<<<<

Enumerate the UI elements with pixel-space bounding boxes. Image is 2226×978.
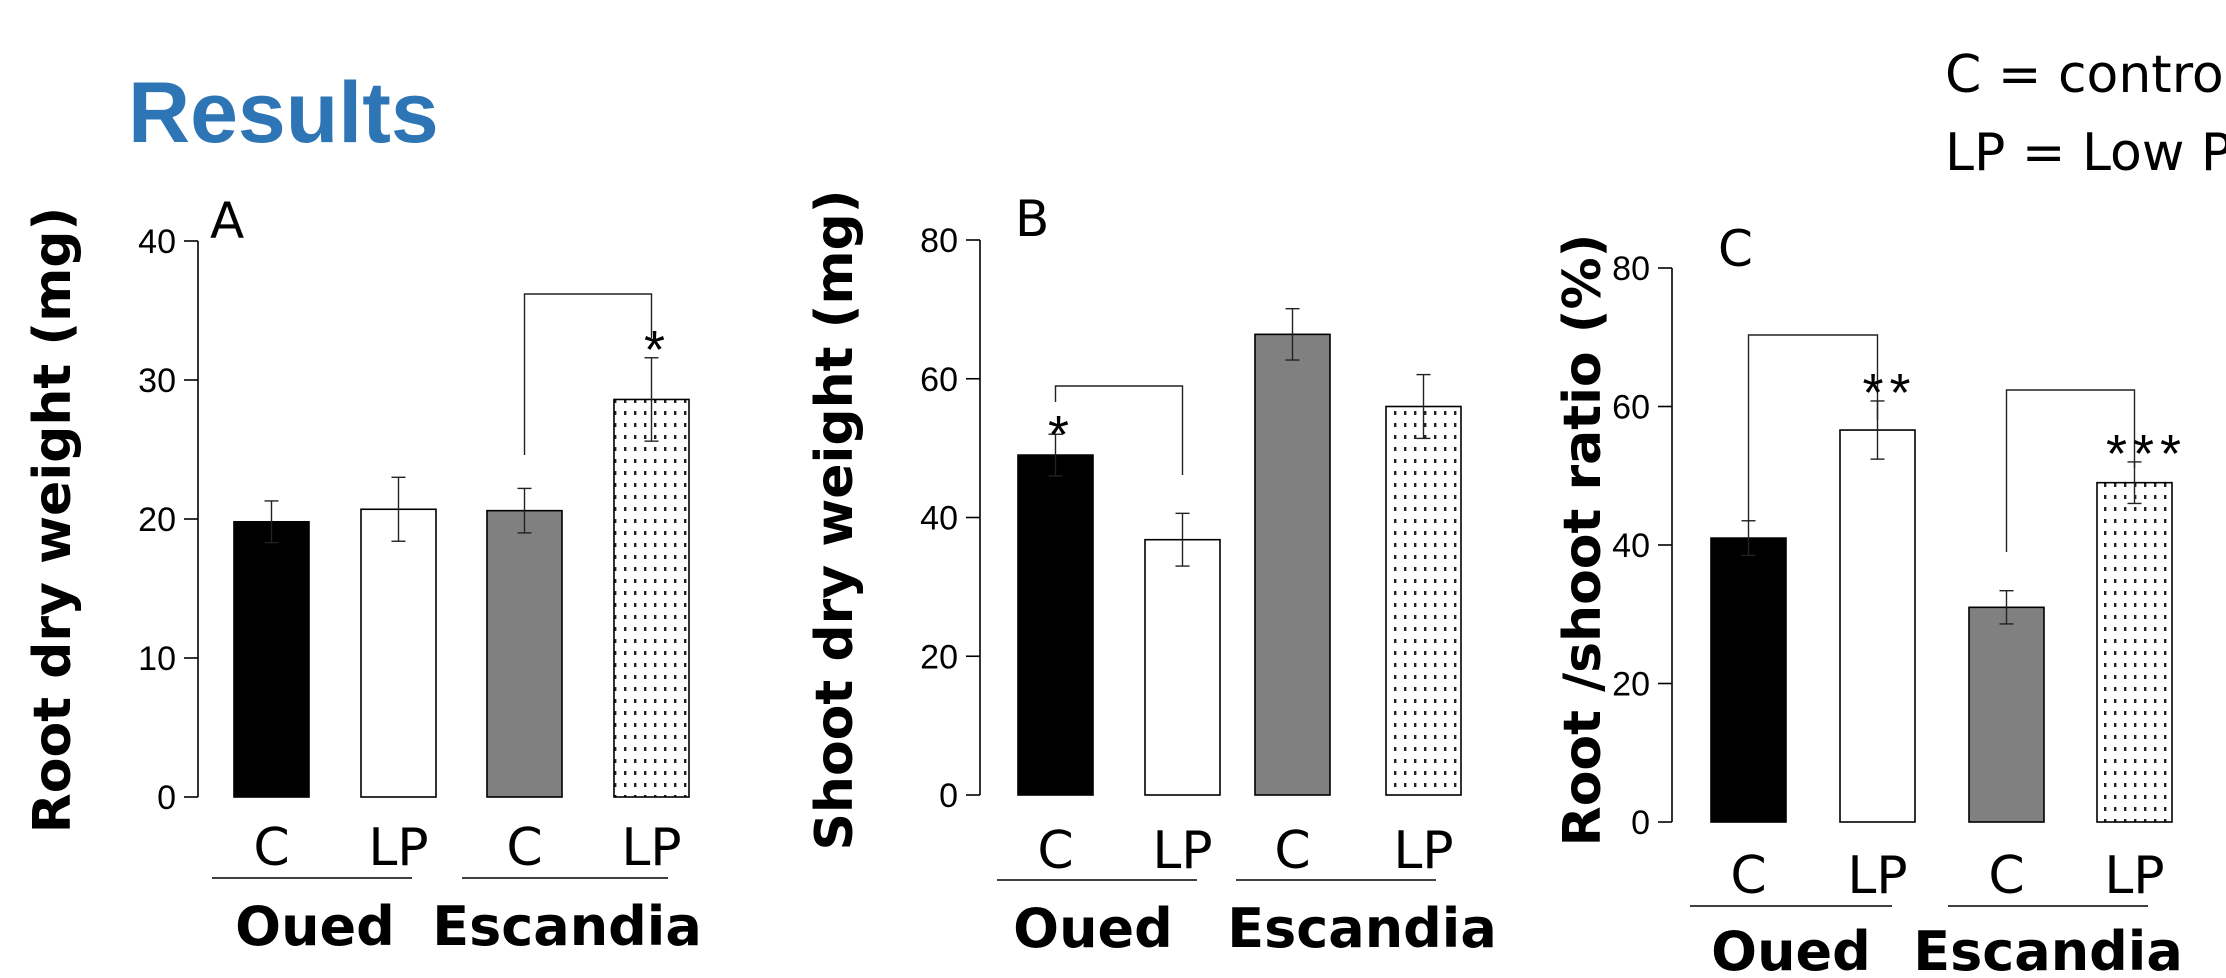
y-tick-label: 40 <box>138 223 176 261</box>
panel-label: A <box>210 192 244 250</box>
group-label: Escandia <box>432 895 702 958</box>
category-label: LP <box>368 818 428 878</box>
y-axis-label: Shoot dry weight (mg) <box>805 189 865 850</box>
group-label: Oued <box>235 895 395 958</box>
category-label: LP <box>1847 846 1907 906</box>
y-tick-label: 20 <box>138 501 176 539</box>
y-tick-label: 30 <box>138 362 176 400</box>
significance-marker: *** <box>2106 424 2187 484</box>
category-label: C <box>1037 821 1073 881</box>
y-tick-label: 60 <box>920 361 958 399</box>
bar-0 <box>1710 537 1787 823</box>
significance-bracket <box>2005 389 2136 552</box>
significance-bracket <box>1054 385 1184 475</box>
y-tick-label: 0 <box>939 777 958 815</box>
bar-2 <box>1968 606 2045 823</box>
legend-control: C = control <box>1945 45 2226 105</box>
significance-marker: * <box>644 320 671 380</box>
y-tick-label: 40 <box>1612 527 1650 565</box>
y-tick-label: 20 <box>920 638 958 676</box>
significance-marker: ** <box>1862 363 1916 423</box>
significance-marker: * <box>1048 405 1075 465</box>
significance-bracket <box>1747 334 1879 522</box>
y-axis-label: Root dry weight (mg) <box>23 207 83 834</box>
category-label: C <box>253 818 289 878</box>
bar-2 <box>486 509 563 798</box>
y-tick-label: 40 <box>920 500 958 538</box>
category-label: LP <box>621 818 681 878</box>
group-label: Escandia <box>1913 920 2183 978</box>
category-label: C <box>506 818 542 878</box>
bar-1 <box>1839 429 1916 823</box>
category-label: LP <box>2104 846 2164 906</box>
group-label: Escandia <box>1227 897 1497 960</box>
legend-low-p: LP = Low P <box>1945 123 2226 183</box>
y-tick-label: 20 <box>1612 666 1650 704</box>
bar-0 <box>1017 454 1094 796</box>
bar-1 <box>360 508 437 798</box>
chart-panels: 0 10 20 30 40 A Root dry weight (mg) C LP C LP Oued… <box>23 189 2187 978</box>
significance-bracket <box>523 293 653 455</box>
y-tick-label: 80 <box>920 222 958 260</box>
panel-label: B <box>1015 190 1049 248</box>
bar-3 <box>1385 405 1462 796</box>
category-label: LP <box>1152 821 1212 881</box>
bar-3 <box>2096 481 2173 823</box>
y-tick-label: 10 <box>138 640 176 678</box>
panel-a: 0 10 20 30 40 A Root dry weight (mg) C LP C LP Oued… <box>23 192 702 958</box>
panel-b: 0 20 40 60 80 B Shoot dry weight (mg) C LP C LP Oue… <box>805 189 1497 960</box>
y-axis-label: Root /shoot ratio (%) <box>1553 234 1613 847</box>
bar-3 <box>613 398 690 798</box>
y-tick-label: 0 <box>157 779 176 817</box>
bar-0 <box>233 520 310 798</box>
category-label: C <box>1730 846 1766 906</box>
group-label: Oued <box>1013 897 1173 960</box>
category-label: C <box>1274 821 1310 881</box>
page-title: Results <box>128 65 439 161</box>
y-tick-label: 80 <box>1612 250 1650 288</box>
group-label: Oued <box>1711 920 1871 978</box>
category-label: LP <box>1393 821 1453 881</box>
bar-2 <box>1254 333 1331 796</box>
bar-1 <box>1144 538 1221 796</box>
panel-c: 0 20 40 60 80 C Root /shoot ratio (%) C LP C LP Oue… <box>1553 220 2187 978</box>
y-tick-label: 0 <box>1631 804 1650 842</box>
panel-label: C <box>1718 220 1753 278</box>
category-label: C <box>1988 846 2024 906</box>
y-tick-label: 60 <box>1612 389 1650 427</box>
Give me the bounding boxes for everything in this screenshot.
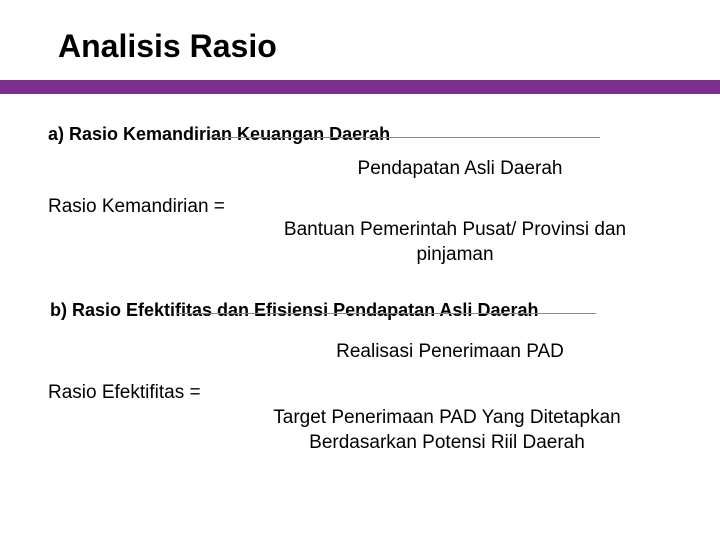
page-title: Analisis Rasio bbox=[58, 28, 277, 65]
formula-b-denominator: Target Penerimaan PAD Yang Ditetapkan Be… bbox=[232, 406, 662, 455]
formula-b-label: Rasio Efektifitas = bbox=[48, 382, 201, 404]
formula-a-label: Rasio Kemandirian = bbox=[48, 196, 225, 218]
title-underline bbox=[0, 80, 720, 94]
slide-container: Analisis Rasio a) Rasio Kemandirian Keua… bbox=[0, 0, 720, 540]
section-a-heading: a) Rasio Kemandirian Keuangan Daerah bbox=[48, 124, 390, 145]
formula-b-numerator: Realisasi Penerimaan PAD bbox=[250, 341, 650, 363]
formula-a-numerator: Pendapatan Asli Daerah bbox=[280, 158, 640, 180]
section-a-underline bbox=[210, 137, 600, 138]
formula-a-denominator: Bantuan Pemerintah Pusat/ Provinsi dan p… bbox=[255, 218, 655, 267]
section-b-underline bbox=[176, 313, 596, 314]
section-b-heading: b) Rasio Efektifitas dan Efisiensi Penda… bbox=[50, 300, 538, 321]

>>>>

=== TASK TO CARRY OUT ===
Could you rewrite all the entries with each "significance-marker" changed to "sig-marker", leaving everything else the same and omitting the pictures?

=== THE SOLUTION ===
Enumerate the UI elements with pixel-space bounding boxes. Image is 2226×978.
y-tick-label: 40 <box>138 223 176 261</box>
panel-label: A <box>210 192 244 250</box>
group-label: Escandia <box>432 895 702 958</box>
category-label: LP <box>368 818 428 878</box>
y-axis-label: Shoot dry weight (mg) <box>805 189 865 850</box>
group-label: Oued <box>235 895 395 958</box>
category-label: LP <box>1847 846 1907 906</box>
y-tick-label: 20 <box>138 501 176 539</box>
y-tick-label: 30 <box>138 362 176 400</box>
sig-marker: *** <box>2106 424 2187 484</box>
category-label: C <box>1037 821 1073 881</box>
y-tick-label: 60 <box>920 361 958 399</box>
bar-0 <box>1710 537 1787 823</box>
significance-bracket <box>2005 389 2136 552</box>
significance-bracket <box>1054 385 1184 475</box>
y-tick-label: 0 <box>939 777 958 815</box>
bar-2 <box>1968 606 2045 823</box>
legend-control: C = control <box>1945 45 2226 105</box>
sig-marker: * <box>644 320 671 380</box>
y-tick-label: 40 <box>1612 527 1650 565</box>
y-tick-label: 20 <box>920 638 958 676</box>
sig-marker: ** <box>1862 363 1916 423</box>
sig-marker: * <box>1048 405 1075 465</box>
significance-bracket <box>1747 334 1879 522</box>
y-axis-label: Root dry weight (mg) <box>23 207 83 834</box>
category-label: C <box>253 818 289 878</box>
bar-2 <box>486 509 563 798</box>
y-tick-label: 40 <box>920 500 958 538</box>
category-label: LP <box>621 818 681 878</box>
group-label: Escandia <box>1913 920 2183 978</box>
category-label: C <box>506 818 542 878</box>
bar-1 <box>1839 429 1916 823</box>
category-label: LP <box>2104 846 2164 906</box>
group-label: Escandia <box>1227 897 1497 960</box>
legend-low-p: LP = Low P <box>1945 123 2226 183</box>
y-tick-label: 20 <box>1612 666 1650 704</box>
bar-0 <box>1017 454 1094 796</box>
bar-1 <box>360 508 437 798</box>
chart-panels: 0 10 20 30 40 A Root dry weight (mg) C LP C LP Oued… <box>23 189 2187 978</box>
significance-bracket <box>523 293 653 455</box>
y-tick-label: 80 <box>920 222 958 260</box>
panel-label: B <box>1015 190 1049 248</box>
bar-3 <box>1385 405 1462 796</box>
category-label: LP <box>1152 821 1212 881</box>
bar-3 <box>2096 481 2173 823</box>
y-tick-label: 10 <box>138 640 176 678</box>
panel-a: 0 10 20 30 40 A Root dry weight (mg) C LP C LP Oued… <box>23 192 702 958</box>
panel-b: 0 20 40 60 80 B Shoot dry weight (mg) C LP C LP Oue… <box>805 189 1497 960</box>
y-axis-label: Root /shoot ratio (%) <box>1553 234 1613 847</box>
bar-3 <box>613 398 690 798</box>
y-tick-label: 0 <box>157 779 176 817</box>
bar-0 <box>233 520 310 798</box>
category-label: C <box>1730 846 1766 906</box>
group-label: Oued <box>1013 897 1173 960</box>
category-label: C <box>1274 821 1310 881</box>
page-title: Results <box>128 65 439 161</box>
y-tick-label: 80 <box>1612 250 1650 288</box>
group-label: Oued <box>1711 920 1871 978</box>
category-label: LP <box>1393 821 1453 881</box>
bar-2 <box>1254 333 1331 796</box>
bar-1 <box>1144 538 1221 796</box>
panel-c: 0 20 40 60 80 C Root /shoot ratio (%) C LP C LP Oue… <box>1553 220 2187 978</box>
y-tick-label: 0 <box>1631 804 1650 842</box>
panel-label: C <box>1718 220 1753 278</box>
category-label: C <box>1988 846 2024 906</box>
y-tick-label: 60 <box>1612 389 1650 427</box>
Give me the bounding boxes for everything in this screenshot.
page-title: Analisis Rasio bbox=[58, 28, 277, 65]
formula-b-denominator: Target Penerimaan PAD Yang Ditetapkan Be… bbox=[232, 406, 662, 455]
formula-b-label: Rasio Efektifitas = bbox=[48, 382, 201, 404]
formula-a-label: Rasio Kemandirian = bbox=[48, 196, 225, 218]
title-underline bbox=[0, 80, 720, 94]
slide-container: Analisis Rasio a) Rasio Kemandirian Keua… bbox=[0, 0, 720, 540]
section-a-heading: a) Rasio Kemandirian Keuangan Daerah bbox=[48, 124, 390, 145]
formula-b-numerator: Realisasi Penerimaan PAD bbox=[250, 341, 650, 363]
formula-a-numerator: Pendapatan Asli Daerah bbox=[280, 158, 640, 180]
section-a-underline bbox=[210, 137, 600, 138]
formula-a-denominator: Bantuan Pemerintah Pusat/ Provinsi dan p… bbox=[255, 218, 655, 267]
section-b-underline bbox=[176, 313, 596, 314]
section-b-heading: b) Rasio Efektifitas dan Efisiensi Penda… bbox=[50, 300, 538, 321]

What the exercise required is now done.